THE REQUEST >>
Go through the listing below and gather every line with the word "plain".

RECORDS FOR THIS EXERCISE >>
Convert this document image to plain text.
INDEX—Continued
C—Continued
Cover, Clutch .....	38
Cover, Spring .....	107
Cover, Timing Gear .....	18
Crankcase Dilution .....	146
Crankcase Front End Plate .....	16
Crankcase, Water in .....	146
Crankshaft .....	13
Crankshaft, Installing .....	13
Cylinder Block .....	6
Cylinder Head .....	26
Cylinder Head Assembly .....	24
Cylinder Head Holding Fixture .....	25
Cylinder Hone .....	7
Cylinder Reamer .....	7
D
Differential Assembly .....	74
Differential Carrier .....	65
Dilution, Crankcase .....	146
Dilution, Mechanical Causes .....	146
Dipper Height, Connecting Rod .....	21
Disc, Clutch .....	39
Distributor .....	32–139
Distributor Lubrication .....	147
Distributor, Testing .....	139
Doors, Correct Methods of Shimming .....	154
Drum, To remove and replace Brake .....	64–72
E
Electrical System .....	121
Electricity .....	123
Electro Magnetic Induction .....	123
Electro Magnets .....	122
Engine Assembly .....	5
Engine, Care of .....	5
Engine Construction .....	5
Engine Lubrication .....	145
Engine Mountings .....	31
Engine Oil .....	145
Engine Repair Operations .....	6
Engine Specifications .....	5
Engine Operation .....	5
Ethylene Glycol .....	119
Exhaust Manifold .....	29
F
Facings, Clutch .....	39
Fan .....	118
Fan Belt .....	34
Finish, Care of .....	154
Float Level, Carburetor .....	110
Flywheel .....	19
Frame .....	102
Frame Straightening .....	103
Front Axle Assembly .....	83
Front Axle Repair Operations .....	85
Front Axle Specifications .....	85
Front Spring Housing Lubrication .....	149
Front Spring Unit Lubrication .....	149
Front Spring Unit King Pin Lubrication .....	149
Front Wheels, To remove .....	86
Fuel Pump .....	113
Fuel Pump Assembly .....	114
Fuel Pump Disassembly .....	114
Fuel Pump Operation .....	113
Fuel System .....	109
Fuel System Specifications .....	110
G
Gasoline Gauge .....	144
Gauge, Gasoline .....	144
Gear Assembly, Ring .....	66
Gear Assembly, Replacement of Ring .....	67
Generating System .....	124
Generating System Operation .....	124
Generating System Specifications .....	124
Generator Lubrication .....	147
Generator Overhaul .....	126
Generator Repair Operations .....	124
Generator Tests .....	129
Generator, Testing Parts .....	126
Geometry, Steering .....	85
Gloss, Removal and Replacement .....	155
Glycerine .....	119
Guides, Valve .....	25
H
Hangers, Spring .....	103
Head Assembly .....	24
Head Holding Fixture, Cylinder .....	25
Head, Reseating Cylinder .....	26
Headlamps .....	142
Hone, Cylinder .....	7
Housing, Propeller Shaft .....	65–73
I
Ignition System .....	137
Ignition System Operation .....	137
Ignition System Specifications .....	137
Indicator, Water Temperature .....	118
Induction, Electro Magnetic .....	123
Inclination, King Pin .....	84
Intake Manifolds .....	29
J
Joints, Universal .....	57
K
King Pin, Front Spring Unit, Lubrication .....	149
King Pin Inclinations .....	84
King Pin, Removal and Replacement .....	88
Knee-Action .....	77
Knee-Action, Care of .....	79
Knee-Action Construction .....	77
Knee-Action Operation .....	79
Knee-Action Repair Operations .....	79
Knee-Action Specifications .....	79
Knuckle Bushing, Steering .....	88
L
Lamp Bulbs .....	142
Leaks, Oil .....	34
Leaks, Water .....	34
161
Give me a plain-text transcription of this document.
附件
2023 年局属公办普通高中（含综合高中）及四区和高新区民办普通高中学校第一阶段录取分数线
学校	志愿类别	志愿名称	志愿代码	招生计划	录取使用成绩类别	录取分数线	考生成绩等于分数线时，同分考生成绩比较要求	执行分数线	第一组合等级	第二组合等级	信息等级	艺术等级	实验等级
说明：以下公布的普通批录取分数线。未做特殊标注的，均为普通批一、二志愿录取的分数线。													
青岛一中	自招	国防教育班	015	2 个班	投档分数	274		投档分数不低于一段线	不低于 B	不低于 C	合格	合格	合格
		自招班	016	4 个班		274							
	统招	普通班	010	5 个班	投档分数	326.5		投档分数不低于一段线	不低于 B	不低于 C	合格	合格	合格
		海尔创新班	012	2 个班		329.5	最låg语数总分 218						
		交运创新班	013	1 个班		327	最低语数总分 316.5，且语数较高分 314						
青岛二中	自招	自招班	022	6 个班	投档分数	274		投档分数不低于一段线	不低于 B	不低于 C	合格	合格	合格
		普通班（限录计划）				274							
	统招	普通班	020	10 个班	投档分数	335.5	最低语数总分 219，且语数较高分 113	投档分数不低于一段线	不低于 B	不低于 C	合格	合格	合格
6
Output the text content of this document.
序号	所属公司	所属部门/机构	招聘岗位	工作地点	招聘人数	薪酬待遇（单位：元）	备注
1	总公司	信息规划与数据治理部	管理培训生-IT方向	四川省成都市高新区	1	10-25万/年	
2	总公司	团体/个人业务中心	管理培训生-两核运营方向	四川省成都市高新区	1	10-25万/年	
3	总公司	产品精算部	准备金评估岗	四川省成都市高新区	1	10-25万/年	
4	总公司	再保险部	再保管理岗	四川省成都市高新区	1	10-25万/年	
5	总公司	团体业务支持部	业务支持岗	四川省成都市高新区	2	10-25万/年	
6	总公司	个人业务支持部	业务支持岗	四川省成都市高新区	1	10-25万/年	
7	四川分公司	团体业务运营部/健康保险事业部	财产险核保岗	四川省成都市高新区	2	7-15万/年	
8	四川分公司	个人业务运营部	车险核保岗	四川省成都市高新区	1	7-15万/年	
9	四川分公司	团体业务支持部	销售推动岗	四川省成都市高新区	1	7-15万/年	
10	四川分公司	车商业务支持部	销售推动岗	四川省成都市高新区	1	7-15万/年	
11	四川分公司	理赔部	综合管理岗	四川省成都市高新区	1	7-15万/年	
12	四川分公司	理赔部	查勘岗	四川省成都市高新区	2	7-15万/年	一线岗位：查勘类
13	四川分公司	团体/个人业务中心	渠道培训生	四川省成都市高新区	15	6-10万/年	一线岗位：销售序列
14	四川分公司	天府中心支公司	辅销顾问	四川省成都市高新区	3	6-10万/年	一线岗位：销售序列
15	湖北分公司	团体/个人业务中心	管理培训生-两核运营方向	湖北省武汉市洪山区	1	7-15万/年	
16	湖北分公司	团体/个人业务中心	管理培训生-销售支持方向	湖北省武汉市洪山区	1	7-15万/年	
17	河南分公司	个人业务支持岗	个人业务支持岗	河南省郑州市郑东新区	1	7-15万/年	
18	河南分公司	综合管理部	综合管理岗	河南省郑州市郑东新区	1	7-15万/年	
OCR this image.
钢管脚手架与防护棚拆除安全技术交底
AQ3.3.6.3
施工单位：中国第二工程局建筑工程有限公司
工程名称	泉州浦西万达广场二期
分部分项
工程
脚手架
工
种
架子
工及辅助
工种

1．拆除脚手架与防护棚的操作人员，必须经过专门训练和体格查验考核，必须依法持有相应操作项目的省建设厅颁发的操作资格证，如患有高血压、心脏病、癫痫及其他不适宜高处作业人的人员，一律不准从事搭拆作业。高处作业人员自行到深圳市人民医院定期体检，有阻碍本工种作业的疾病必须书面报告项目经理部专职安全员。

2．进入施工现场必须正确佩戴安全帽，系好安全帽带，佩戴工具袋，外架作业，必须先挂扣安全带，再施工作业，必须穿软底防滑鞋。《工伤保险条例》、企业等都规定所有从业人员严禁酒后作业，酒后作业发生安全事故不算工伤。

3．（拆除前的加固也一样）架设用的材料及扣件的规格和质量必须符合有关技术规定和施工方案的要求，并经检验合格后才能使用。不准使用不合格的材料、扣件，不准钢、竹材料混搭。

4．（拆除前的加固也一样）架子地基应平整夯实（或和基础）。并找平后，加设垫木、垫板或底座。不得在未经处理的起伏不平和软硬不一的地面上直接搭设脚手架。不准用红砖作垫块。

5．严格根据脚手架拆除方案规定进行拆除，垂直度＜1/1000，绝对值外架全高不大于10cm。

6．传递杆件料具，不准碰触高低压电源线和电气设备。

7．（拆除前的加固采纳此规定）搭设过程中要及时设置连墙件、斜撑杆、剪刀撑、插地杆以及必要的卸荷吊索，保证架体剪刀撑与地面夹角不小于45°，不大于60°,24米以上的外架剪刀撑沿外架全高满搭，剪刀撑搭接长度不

COMPLETED TASK >>
Convert this document image to plain text.
Give me a plain-text transcription of this document.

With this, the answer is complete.